[Aim of the exercise]
Check every line of the entries below for the word "size", and copy the ones that have it.

[Record list]

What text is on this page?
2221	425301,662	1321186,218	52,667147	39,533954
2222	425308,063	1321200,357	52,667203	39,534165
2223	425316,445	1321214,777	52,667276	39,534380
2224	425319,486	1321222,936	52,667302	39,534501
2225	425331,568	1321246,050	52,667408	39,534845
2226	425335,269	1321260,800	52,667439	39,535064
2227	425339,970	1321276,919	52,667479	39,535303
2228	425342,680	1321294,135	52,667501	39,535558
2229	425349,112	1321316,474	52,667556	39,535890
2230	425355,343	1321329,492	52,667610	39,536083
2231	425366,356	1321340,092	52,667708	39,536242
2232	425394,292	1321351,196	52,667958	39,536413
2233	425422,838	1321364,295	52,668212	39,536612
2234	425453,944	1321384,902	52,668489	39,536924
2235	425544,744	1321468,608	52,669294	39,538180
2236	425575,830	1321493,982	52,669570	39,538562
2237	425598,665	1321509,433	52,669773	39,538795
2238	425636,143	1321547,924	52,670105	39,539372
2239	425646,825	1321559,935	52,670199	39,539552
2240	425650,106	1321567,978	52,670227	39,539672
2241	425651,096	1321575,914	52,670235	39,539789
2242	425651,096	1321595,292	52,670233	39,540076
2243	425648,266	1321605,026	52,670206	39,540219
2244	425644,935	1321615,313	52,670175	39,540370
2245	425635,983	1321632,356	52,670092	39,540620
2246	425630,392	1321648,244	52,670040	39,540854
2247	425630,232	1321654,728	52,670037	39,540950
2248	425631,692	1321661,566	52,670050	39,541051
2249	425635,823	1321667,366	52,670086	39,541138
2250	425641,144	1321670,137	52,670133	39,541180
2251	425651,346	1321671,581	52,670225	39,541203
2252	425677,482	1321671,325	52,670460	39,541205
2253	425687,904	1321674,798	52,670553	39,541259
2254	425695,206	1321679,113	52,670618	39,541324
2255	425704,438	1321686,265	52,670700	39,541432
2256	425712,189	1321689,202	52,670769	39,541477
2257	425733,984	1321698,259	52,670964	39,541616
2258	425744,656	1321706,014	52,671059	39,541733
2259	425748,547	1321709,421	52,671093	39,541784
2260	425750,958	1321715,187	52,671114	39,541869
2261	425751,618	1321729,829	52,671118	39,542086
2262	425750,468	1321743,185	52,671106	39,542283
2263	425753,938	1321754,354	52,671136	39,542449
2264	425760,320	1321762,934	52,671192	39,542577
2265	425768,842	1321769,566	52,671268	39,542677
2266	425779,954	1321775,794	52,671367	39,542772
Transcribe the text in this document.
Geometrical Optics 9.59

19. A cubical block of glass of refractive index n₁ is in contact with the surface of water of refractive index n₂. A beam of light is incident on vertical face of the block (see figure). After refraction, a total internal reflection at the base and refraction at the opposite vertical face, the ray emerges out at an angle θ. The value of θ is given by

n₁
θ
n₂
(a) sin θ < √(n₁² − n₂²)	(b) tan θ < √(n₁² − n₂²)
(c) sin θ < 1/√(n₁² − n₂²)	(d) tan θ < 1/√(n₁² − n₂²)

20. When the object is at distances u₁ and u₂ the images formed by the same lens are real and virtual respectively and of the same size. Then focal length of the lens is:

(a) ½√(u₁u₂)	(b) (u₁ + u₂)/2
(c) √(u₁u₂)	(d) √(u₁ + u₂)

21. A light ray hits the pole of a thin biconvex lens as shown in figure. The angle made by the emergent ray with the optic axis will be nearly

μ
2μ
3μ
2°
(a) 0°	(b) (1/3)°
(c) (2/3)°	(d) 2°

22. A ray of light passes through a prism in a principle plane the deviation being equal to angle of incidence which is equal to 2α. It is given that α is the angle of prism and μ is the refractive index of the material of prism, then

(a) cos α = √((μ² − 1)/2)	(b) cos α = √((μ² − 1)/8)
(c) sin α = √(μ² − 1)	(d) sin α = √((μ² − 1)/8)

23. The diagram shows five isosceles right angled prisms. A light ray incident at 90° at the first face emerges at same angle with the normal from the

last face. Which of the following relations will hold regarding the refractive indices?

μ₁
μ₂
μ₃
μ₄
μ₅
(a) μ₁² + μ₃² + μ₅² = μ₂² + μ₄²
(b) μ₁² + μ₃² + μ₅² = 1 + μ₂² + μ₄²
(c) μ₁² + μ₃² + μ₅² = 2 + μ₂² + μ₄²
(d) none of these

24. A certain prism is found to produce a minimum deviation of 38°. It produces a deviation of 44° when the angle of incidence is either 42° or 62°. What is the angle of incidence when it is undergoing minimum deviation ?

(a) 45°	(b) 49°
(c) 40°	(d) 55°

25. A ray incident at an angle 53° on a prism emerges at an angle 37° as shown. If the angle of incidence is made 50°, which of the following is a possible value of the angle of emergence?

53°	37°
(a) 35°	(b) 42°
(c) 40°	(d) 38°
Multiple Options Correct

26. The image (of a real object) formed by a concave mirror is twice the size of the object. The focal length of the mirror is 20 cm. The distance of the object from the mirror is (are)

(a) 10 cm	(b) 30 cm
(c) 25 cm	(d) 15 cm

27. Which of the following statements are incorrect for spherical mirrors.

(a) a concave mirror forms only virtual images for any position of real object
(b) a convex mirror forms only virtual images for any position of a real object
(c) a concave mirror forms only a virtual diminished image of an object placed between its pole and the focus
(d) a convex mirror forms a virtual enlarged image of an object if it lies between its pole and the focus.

[Answer to the exercise]
20. When the object is at distances u₁ and u₂ the images formed by the same lens are real and virtual respectively and of the same size. Then focal length of the lens is:
26. The image (of a real object) formed by a concave mirror is twice the size of the object. The focal length of the mirror is 20 cm. The distance of the object from the mirror is (are)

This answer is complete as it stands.